TASK STATEMENT
Each line below should be quoted exactly, please.

▽

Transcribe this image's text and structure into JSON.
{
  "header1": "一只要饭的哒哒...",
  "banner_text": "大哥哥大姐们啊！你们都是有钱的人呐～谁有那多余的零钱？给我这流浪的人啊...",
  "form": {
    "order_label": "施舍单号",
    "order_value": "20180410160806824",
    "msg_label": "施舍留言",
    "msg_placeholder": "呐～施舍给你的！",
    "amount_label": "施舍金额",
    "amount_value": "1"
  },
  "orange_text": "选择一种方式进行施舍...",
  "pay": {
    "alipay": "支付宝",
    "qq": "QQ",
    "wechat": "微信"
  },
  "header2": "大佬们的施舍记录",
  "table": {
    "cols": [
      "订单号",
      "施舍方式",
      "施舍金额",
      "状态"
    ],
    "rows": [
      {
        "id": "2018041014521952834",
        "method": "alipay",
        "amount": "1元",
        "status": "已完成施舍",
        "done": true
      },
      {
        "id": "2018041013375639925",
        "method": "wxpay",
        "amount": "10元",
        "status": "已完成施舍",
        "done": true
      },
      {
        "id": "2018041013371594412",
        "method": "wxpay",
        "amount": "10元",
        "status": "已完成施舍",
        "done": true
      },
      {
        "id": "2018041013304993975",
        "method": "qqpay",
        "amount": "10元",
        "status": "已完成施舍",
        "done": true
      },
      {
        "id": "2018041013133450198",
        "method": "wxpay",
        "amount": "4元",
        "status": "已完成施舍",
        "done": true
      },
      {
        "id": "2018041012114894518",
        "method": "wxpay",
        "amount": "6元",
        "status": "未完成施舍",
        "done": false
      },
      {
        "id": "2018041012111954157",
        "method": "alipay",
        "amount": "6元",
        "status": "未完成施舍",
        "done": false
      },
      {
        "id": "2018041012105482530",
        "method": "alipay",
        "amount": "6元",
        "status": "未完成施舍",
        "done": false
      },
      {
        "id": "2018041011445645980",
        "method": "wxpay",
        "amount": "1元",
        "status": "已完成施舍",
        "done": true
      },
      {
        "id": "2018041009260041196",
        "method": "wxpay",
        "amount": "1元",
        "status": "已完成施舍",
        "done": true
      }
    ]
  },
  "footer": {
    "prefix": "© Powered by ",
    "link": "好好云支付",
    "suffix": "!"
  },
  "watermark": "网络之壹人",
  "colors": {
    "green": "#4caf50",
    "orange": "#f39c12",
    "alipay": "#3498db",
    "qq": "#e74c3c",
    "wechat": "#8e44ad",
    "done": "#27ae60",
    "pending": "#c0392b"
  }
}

△

OUTPUT BELOW
Transcribe this image's text and structure into JSON.
{
  "header1": "一只要饭的哒哒...",
  "banner_text": "大哥哥大姐们啊！你们都是有钱的人呐～谁有那多余的零钱？给我这流浪的人啊...",
  "form": {
    "order_label": "施舍单号",
    "order_value": "20180410160806824",
    "msg_label": "施舍留言",
    "msg_placeholder": "呐～施舍给你的！",
    "amount_label": "施舍金额",
    "amount_value": "1"
  },
  "orange_text": "选择一种方式进行施舍...",
  "pay": {
    "alipay": "支付宝",
    "qq": "QQ",
    "wechat": "微信"
  },
  "header2": "大佬们的施舍记录",
  "table": {
    "cols": [
      "订单号",
      "施舍方式",
      "施舍金额",
      "状态"
    ],
    "rows": [
      {
        "id": "2018041014521952834",
        "method": "alipay",
        "amount": "1元",
        "status": "已完成施舍",
        "done": true
      },
      {
        "id": "2018041013375639925",
        "method": "wxpay",
        "amount": "10元",
        "status": "已完成施舍",
        "done": true
      },
      {
        "id": "2018041013371594412",
        "method": "wxpay",
        "amount": "10元",
        "status": "已完成施舍",
        "done": true
      },
      {
        "id": "2018041013304993975",
        "method": "qqpay",
        "amount": "10元",
        "status": "已完成施舍",
        "done": true
      },
      {
        "id": "2018041013133450198",
        "method": "wxpay",
        "amount": "4元",
        "status": "已完成施舍",
        "done": true
      },
      {
        "id": "2018041012114894518",
        "method": "wxpay",
        "amount": "6元",
        "status": "未完成施舍",
        "done": false
      },
      {
        "id": "2018041012111954157",
        "method": "alipay",
        "amount": "6元",
        "status": "未完成施舍",
        "done": false
      },
      {
        "id": "2018041012105482530",
        "method": "alipay",
        "amount": "6元",
        "status": "未完成施舍",
        "done": false
      },
      {
        "id": "2018041011445645980",
        "method": "wxpay",
        "amount": "1元",
        "status": "已完成施舍",
        "done": true
      },
      {
        "id": "2018041009260041196",
        "method": "wxpay",
        "amount": "1元",
        "status": "已完成施舍",
        "done": true
      }
    ]
  },
  "footer": {
    "prefix": "© Powered by ",
    "link": "好好云支付",
    "suffix": "!"
  },
  "watermark": "网络之壹人",
  "colors": {
    "green": "#4caf50",
    "orange": "#f39c12",
    "alipay": "#3498db",
    "qq": "#e74c3c",
    "wechat": "#8e44ad",
    "done": "#27ae60",
    "pending": "#c0392b"
  }
}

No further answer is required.